- **Task directions**: Extract the complete data exactly as given.

BEGIN Supplied records

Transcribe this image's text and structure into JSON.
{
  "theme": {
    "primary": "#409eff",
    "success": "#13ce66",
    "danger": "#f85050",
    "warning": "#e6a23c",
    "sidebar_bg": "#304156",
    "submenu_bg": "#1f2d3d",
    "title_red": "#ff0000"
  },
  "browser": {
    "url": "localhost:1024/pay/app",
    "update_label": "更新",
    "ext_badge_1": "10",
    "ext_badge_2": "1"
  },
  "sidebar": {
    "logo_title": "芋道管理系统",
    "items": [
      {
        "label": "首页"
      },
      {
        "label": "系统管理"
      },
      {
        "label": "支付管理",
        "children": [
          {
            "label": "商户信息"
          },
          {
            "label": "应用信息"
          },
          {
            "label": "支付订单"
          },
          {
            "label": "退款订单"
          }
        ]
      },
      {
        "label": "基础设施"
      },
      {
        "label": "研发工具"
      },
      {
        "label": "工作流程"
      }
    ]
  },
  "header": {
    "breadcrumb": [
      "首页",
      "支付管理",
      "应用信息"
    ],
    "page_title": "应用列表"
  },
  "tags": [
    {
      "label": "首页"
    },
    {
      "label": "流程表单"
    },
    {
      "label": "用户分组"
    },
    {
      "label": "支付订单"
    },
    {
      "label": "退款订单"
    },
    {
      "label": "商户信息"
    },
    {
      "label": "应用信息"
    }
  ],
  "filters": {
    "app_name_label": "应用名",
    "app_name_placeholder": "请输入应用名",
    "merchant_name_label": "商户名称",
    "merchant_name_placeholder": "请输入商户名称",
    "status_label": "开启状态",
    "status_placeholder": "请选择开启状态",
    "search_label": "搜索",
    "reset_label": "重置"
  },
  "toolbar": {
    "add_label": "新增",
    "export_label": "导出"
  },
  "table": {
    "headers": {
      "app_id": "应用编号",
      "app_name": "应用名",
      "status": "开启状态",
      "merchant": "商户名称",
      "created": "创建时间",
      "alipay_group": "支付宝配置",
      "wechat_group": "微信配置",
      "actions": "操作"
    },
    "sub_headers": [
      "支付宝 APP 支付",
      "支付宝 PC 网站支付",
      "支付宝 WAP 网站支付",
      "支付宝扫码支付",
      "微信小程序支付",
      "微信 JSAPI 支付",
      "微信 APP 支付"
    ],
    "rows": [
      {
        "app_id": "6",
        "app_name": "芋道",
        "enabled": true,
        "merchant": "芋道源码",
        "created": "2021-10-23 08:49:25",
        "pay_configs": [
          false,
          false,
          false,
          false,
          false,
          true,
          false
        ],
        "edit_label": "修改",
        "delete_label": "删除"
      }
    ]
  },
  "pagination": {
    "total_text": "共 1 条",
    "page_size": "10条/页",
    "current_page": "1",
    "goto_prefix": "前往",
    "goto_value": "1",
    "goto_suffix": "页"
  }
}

END Supplied records

- **Finished exercise**:
Transcribe this image's text and structure into JSON.
{
  "theme": {
    "primary": "#409eff",
    "success": "#13ce66",
    "danger": "#f85050",
    "warning": "#e6a23c",
    "sidebar_bg": "#304156",
    "submenu_bg": "#1f2d3d",
    "title_red": "#ff0000"
  },
  "browser": {
    "url": "localhost:1024/pay/app",
    "update_label": "更新",
    "ext_badge_1": "10",
    "ext_badge_2": "1"
  },
  "sidebar": {
    "logo_title": "芋道管理系统",
    "items": [
      {
        "label": "首页"
      },
      {
        "label": "系统管理"
      },
      {
        "label": "支付管理",
        "children": [
          {
            "label": "商户信息"
          },
          {
            "label": "应用信息"
          },
          {
            "label": "支付订单"
          },
          {
            "label": "退款订单"
          }
        ]
      },
      {
        "label": "基础设施"
      },
      {
        "label": "研发工具"
      },
      {
        "label": "工作流程"
      }
    ]
  },
  "header": {
    "breadcrumb": [
      "首页",
      "支付管理",
      "应用信息"
    ],
    "page_title": "应用列表"
  },
  "tags": [
    {
      "label": "首页"
    },
    {
      "label": "流程表单"
    },
    {
      "label": "用户分组"
    },
    {
      "label": "支付订单"
    },
    {
      "label": "退款订单"
    },
    {
      "label": "商户信息"
    },
    {
      "label": "应用信息"
    }
  ],
  "filters": {
    "app_name_label": "应用名",
    "app_name_placeholder": "请输入应用名",
    "merchant_name_label": "商户名称",
    "merchant_name_placeholder": "请输入商户名称",
    "status_label": "开启状态",
    "status_placeholder": "请选择开启状态",
    "search_label": "搜索",
    "reset_label": "重置"
  },
  "toolbar": {
    "add_label": "新增",
    "export_label": "导出"
  },
  "table": {
    "headers": {
      "app_id": "应用编号",
      "app_name": "应用名",
      "status": "开启状态",
      "merchant": "商户名称",
      "created": "创建时间",
      "alipay_group": "支付宝配置",
      "wechat_group": "微信配置",
      "actions": "操作"
    },
    "sub_headers": [
      "支付宝 APP 支付",
      "支付宝 PC 网站支付",
      "支付宝 WAP 网站支付",
      "支付宝扫码支付",
      "微信小程序支付",
      "微信 JSAPI 支付",
      "微信 APP 支付"
    ],
    "rows": [
      {
        "app_id": "6",
        "app_name": "芋道",
        "enabled": true,
        "merchant": "芋道源码",
        "created": "2021-10-23 08:49:25",
        "pay_configs": [
          false,
          false,
          false,
          false,
          false,
          true,
          false
        ],
        "edit_label": "修改",
        "delete_label": "删除"
      }
    ]
  },
  "pagination": {
    "total_text": "共 1 条",
    "page_size": "10条/页",
    "current_page": "1",
    "goto_prefix": "前往",
    "goto_value": "1",
    "goto_suffix": "页"
  }
}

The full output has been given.